** GOAL **
Write every line out verbatim and omit the pictures.

** INFORMATION SHOWN **

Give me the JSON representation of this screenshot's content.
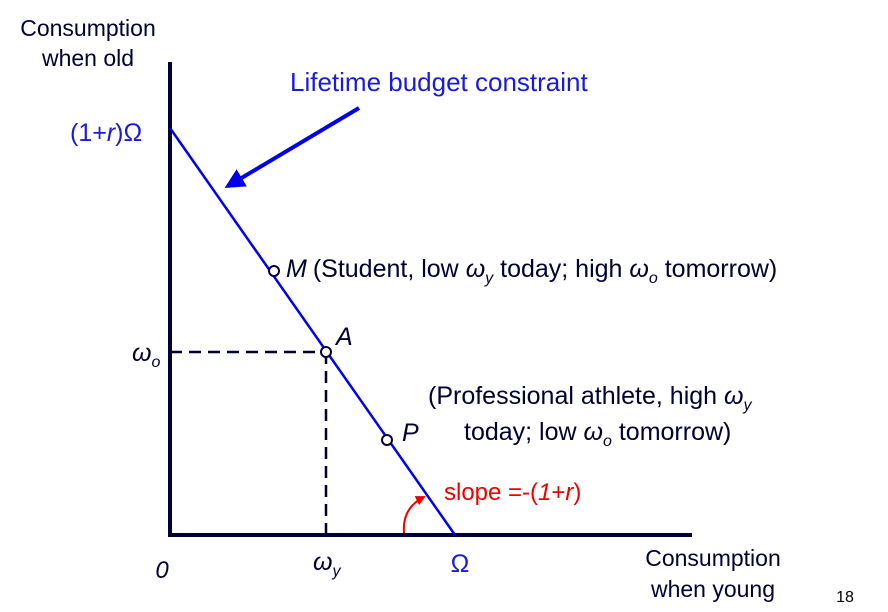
{
  "colors": {
    "axis": "#000033",
    "line": "#0000ee",
    "accent": "#ee0000",
    "text": "#000033",
    "label_blue": "#1a1adc"
  },
  "axes": {
    "y_label_line1": "Consumption",
    "y_label_line2": "when old",
    "x_label_line1": "Consumption",
    "x_label_line2": "when young",
    "origin": "0"
  },
  "labels": {
    "title": "Lifetime budget constraint",
    "y_intercept": {
      "pre": "(1+",
      "var": "r",
      "post": ")Ω"
    },
    "x_intercept": "Ω",
    "omega": "ω",
    "sub_o": "o",
    "sub_y": "y"
  },
  "points": {
    "M": {
      "name": "M",
      "text_a": "(Student, low ",
      "text_b": " today; high ",
      "text_c": " tomorrow)"
    },
    "A": {
      "name": "A"
    },
    "P": {
      "name": "P",
      "line1_a": "(Professional athlete, high ",
      "line2_a": "today; low ",
      "line2_b": " tomorrow)"
    }
  },
  "slope": {
    "pre": "slope =-(",
    "one": "1",
    "plus": "+",
    "var": "r",
    "post": ")"
  },
  "page_number": "18"
}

** ANSWER IN FULL **
Give me the JSON representation of this screenshot's content.
{
  "colors": {
    "axis": "#000033",
    "line": "#0000ee",
    "accent": "#ee0000",
    "text": "#000033",
    "label_blue": "#1a1adc"
  },
  "axes": {
    "y_label_line1": "Consumption",
    "y_label_line2": "when old",
    "x_label_line1": "Consumption",
    "x_label_line2": "when young",
    "origin": "0"
  },
  "labels": {
    "title": "Lifetime budget constraint",
    "y_intercept": {
      "pre": "(1+",
      "var": "r",
      "post": ")Ω"
    },
    "x_intercept": "Ω",
    "omega": "ω",
    "sub_o": "o",
    "sub_y": "y"
  },
  "points": {
    "M": {
      "name": "M",
      "text_a": "(Student, low ",
      "text_b": " today; high ",
      "text_c": " tomorrow)"
    },
    "A": {
      "name": "A"
    },
    "P": {
      "name": "P",
      "line1_a": "(Professional athlete, high ",
      "line2_a": "today; low ",
      "line2_b": " tomorrow)"
    }
  },
  "slope": {
    "pre": "slope =-(",
    "one": "1",
    "plus": "+",
    "var": "r",
    "post": ")"
  },
  "page_number": "18"
}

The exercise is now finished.